THE RECORDS
↓↓↓
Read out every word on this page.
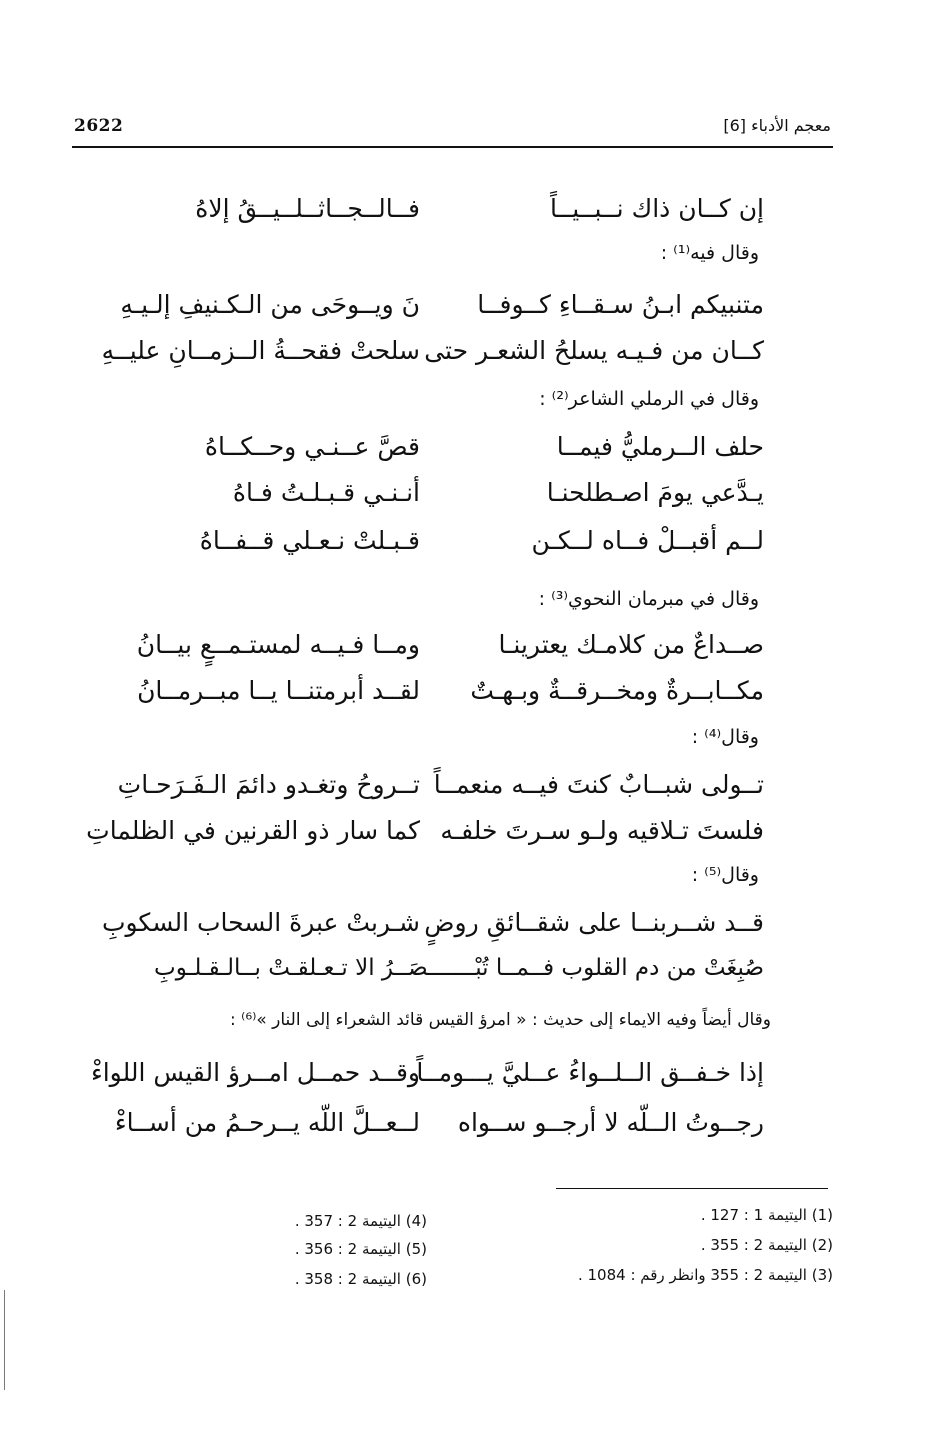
2622	معجم الأدباء [6]
إن كــان ذاك نــبــيــاً
فــالــجــاثــلــيــقُ إلاهُ
وقال فيه⁽¹⁾ :
متنبيكم ابـنُ سـقــاءِ كــوفــا
نَ ويــوحَى من الـكـنيفِ إلـيـهِ
كــان من فـيـه يسلحُ الشعـر حتى
سلحتْ فقحــةُ الــزمــانِ عليــهِ
وقال في الرملي الشاعر⁽²⁾ :
حلف الــرمليُّ فيمــا
قصَّ عــنـي وحــكــاهُ
يـدَّعي يومَ اصـطلحنـا
أنـنـي قـبـلـتُ فـاهُ
لــم أقبــلْ فــاه لــكـن
قـبـلتْ نـعـلي قــفــاهُ
وقال في مبرمان النحوي⁽³⁾ :
صــداعٌ من كلامـك يعترينـا
ومــا فـيــه لمستـمــعٍ بيــانُ
مكــابــرةٌ ومخــرقــةٌ وبـهـتٌ
لقــد أبرمتنــا يــا مبــرمــانُ
وقال⁽⁴⁾ :
تــولى شبــابٌ كنتَ فيــه منعمــاً
تــروحُ وتغـدو دائمَ الـفَـرَحـاتِ
فلستَ تـلاقيه ولـو سـرتَ خلفـه
كما سار ذو القرنين في الظلماتِ
وقال⁽⁵⁾ :
قــد شــربنــا على شقــائقِ روضٍ
شـربتْ عبرةَ السحاب السكوبِ
صُبِغَتْ من دم القلوب فــمــا تُبْـــــــصَــرُ الا تـعـلقـتْ بــالـقـلـوبِ
وقال أيضاً وفيه الايماء إلى حديث : « امرؤ القيس قائد الشعراء إلى النار »⁽⁶⁾ :
إذا خـفــق الــلــواءُ عــليَّ يـــومــاً
وقــد حمــل امــرؤ القيس اللواءْ
رجــوتُ الــلّه لا أرجــو ســواه
لــعــلَّ اللّه يــرحـمُ من أســاءْ
(1) اليتيمة 1 : 127 .
(2) اليتيمة 2 : 355 .
(3) اليتيمة 2 : 355 وانظر رقم : 1084 .
(4) اليتيمة 2 : 357 .
(5) اليتيمة 2 : 356 .
(6) اليتيمة 2 : 358 .
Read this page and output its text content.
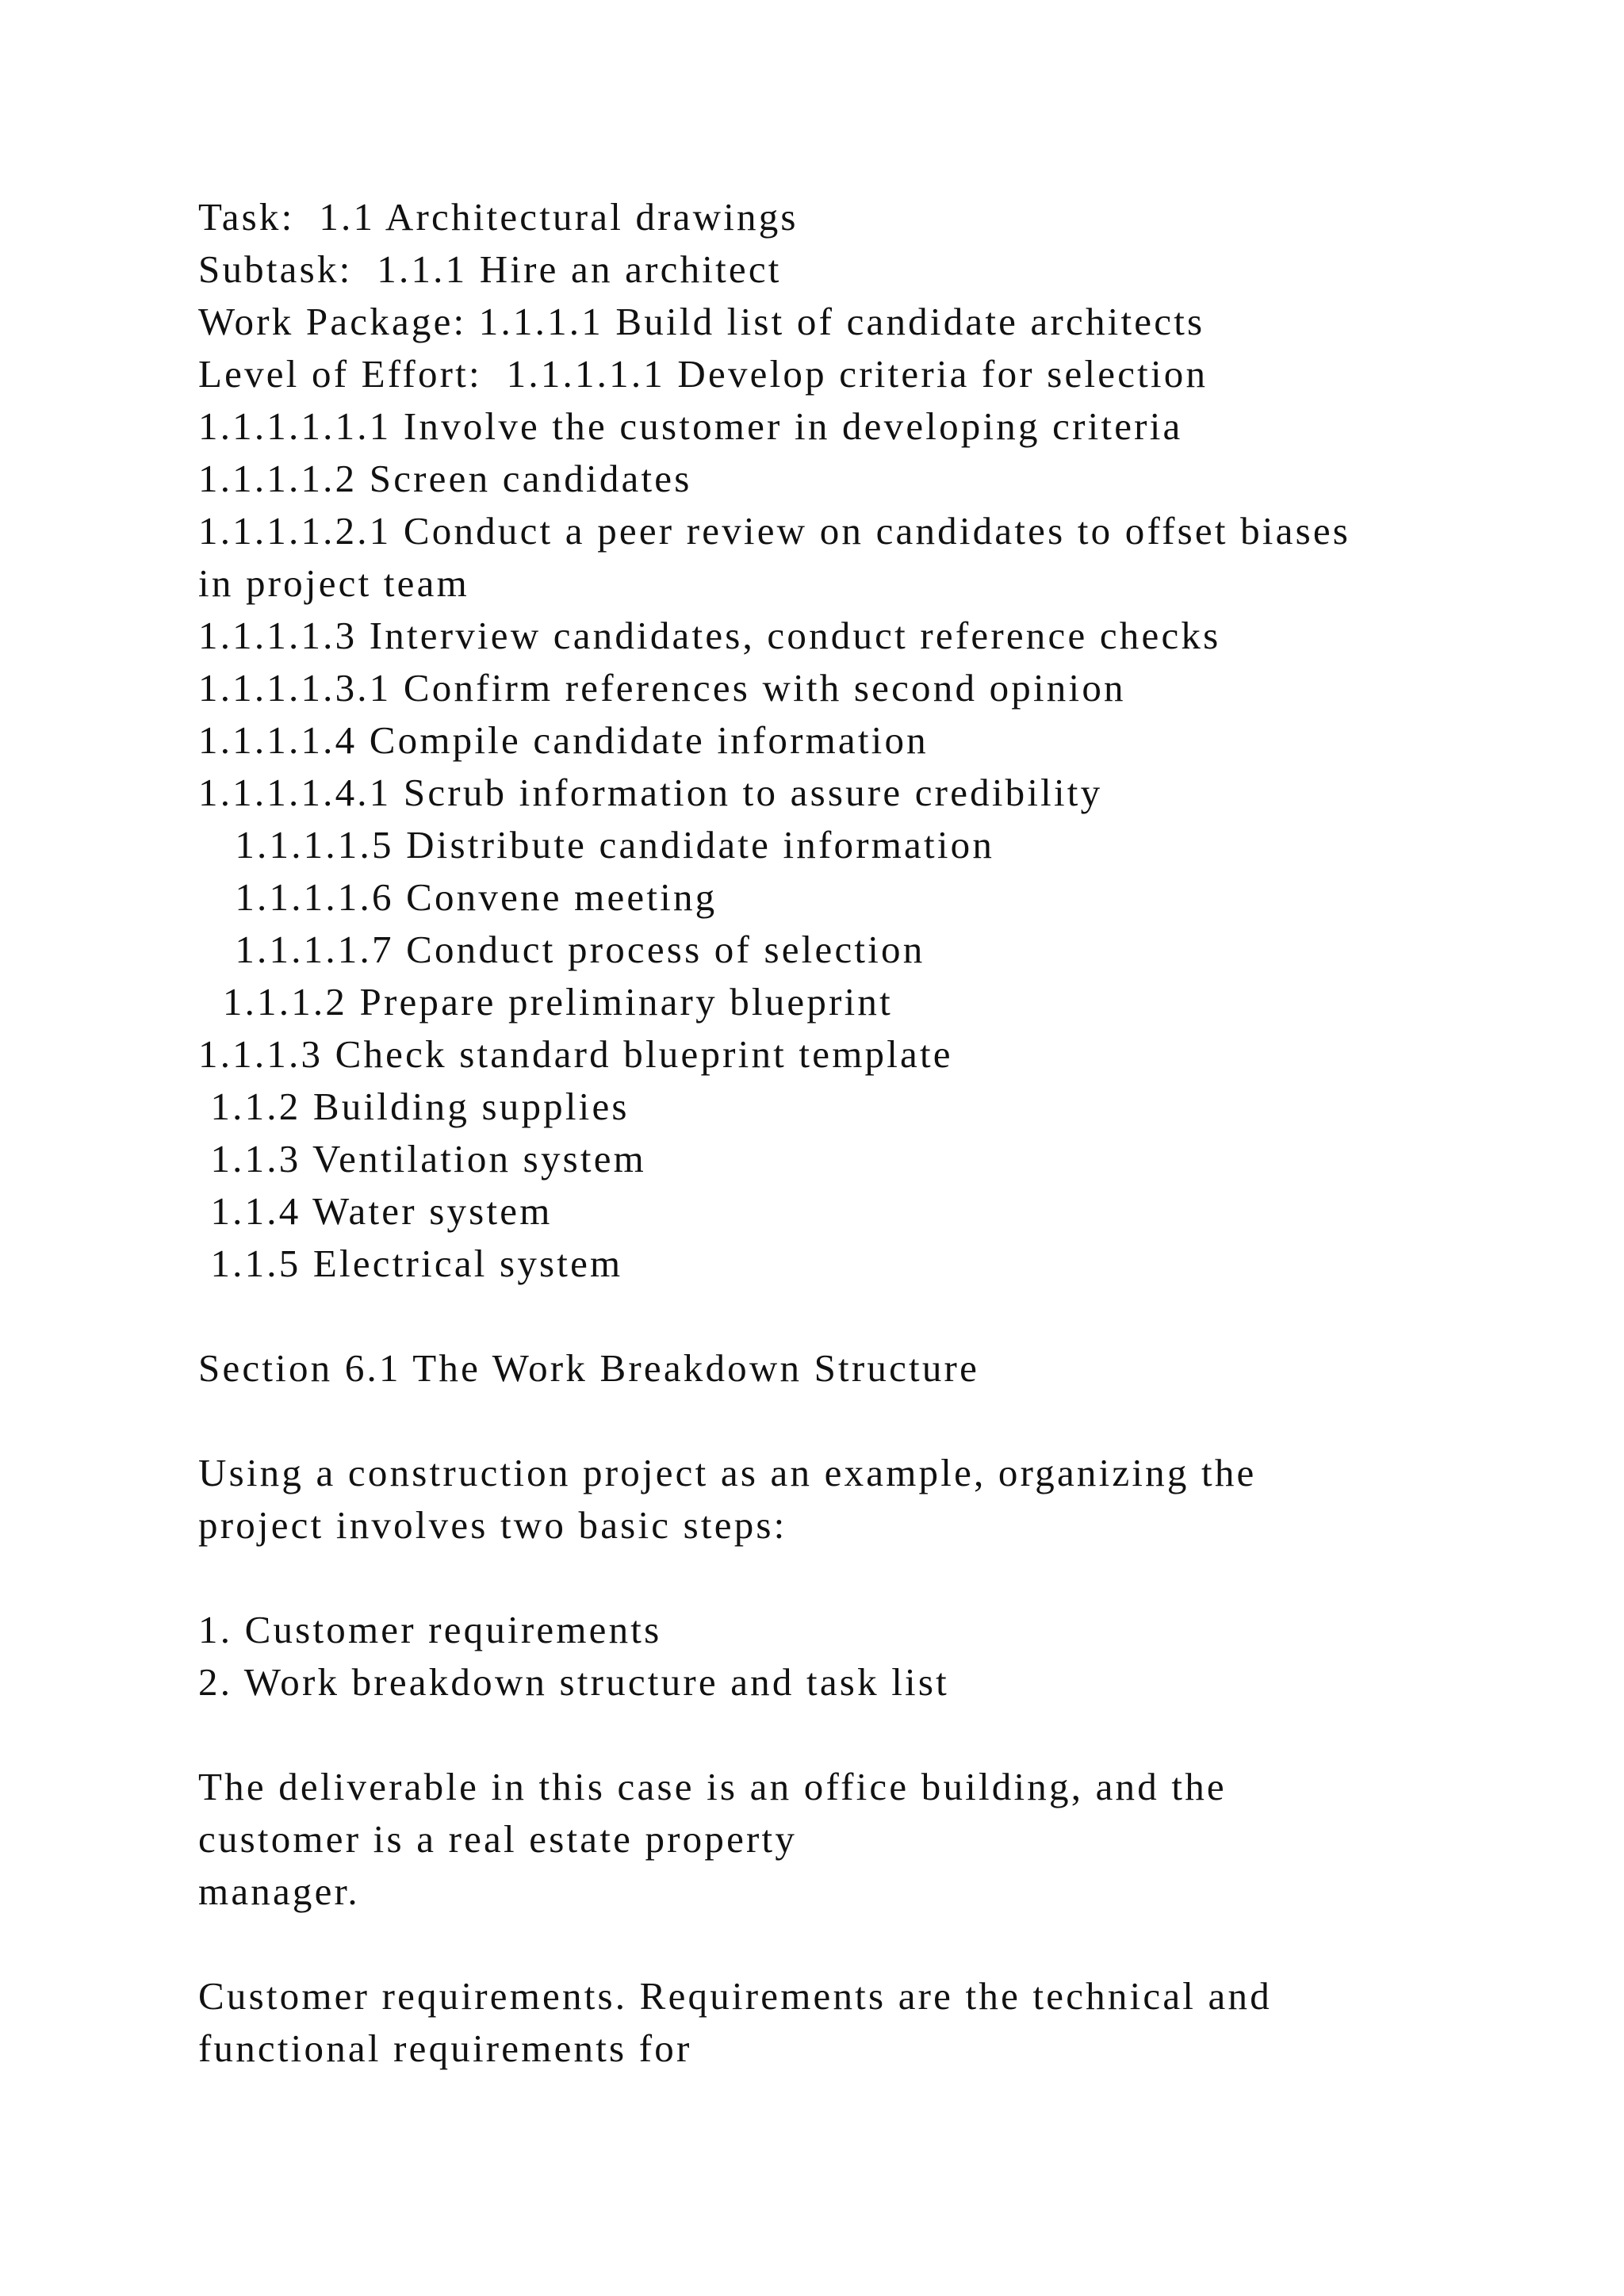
Task:  1.1 Architectural drawings
Subtask:  1.1.1 Hire an architect
Work Package: 1.1.1.1 Build list of candidate architects
Level of Effort:  1.1.1.1.1 Develop criteria for selection
1.1.1.1.1.1 Involve the customer in developing criteria
1.1.1.1.2 Screen candidates
1.1.1.1.2.1 Conduct a peer review on candidates to offset biases
in project team
1.1.1.1.3 Interview candidates, conduct reference checks
1.1.1.1.3.1 Confirm references with second opinion
1.1.1.1.4 Compile candidate information
1.1.1.1.4.1 Scrub information to assure credibility
1.1.1.1.5 Distribute candidate information
1.1.1.1.6 Convene meeting
1.1.1.1.7 Conduct process of selection
1.1.1.2 Prepare preliminary blueprint
1.1.1.3 Check standard blueprint template
1.1.2 Building supplies
1.1.3 Ventilation system
1.1.4 Water system
1.1.5 Electrical system
Section 6.1 The Work Breakdown Structure
Using a construction project as an example, organizing the
project involves two basic steps:
1. Customer requirements
2. Work breakdown structure and task list
The deliverable in this case is an office building, and the
customer is a real estate property
manager.
Customer requirements. Requirements are the technical and
functional requirements for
↑↑↑
EXERCISE DESCRIPTION
The records above must be transcribed exactly. Pictures are left out of the copy.

REPLY
Read out every word on this page.
2622	معجم الأدباء [6]
إن كــان ذاك نــبــيــاً
فــالــجــاثــلــيــقُ إلاهُ
وقال فيه⁽¹⁾ :
متنبيكم ابـنُ سـقــاءِ كــوفــا
نَ ويــوحَى من الـكـنيفِ إلـيـهِ
كــان من فـيـه يسلحُ الشعـر حتى
سلحتْ فقحــةُ الــزمــانِ عليــهِ
وقال في الرملي الشاعر⁽²⁾ :
حلف الــرمليُّ فيمــا
قصَّ عــنـي وحــكــاهُ
يـدَّعي يومَ اصـطلحنـا
أنـنـي قـبـلـتُ فـاهُ
لــم أقبــلْ فــاه لــكـن
قـبـلتْ نـعـلي قــفــاهُ
وقال في مبرمان النحوي⁽³⁾ :
صــداعٌ من كلامـك يعترينـا
ومــا فـيــه لمستـمــعٍ بيــانُ
مكــابــرةٌ ومخــرقــةٌ وبـهـتٌ
لقــد أبرمتنــا يــا مبــرمــانُ
وقال⁽⁴⁾ :
تــولى شبــابٌ كنتَ فيــه منعمــاً
تــروحُ وتغـدو دائمَ الـفَـرَحـاتِ
فلستَ تـلاقيه ولـو سـرتَ خلفـه
كما سار ذو القرنين في الظلماتِ
وقال⁽⁵⁾ :
قــد شــربنــا على شقــائقِ روضٍ
شـربتْ عبرةَ السحاب السكوبِ
صُبِغَتْ من دم القلوب فــمــا تُبْـــــــصَــرُ الا تـعـلقـتْ بــالـقـلـوبِ
وقال أيضاً وفيه الايماء إلى حديث : « امرؤ القيس قائد الشعراء إلى النار »⁽⁶⁾ :
إذا خـفــق الــلــواءُ عــليَّ يـــومــاً
وقــد حمــل امــرؤ القيس اللواءْ
رجــوتُ الــلّه لا أرجــو ســواه
لــعــلَّ اللّه يــرحـمُ من أســاءْ
(1) اليتيمة 1 : 127 .
(2) اليتيمة 2 : 355 .
(3) اليتيمة 2 : 355 وانظر رقم : 1084 .
(4) اليتيمة 2 : 357 .
(5) اليتيمة 2 : 356 .
(6) اليتيمة 2 : 358 .
Read this page and output its text content.
Task:  1.1 Architectural drawings
Subtask:  1.1.1 Hire an architect
Work Package: 1.1.1.1 Build list of candidate architects
Level of Effort:  1.1.1.1.1 Develop criteria for selection
1.1.1.1.1.1 Involve the customer in developing criteria
1.1.1.1.2 Screen candidates
1.1.1.1.2.1 Conduct a peer review on candidates to offset biases
in project team
1.1.1.1.3 Interview candidates, conduct reference checks
1.1.1.1.3.1 Confirm references with second opinion
1.1.1.1.4 Compile candidate information
1.1.1.1.4.1 Scrub information to assure credibility
1.1.1.1.5 Distribute candidate information
1.1.1.1.6 Convene meeting
1.1.1.1.7 Conduct process of selection
1.1.1.2 Prepare preliminary blueprint
1.1.1.3 Check standard blueprint template
1.1.2 Building supplies
1.1.3 Ventilation system
1.1.4 Water system
1.1.5 Electrical system
Section 6.1 The Work Breakdown Structure
Using a construction project as an example, organizing the
project involves two basic steps:
1. Customer requirements
2. Work breakdown structure and task list
The deliverable in this case is an office building, and the
customer is a real estate property
manager.
Customer requirements. Requirements are the technical and
functional requirements for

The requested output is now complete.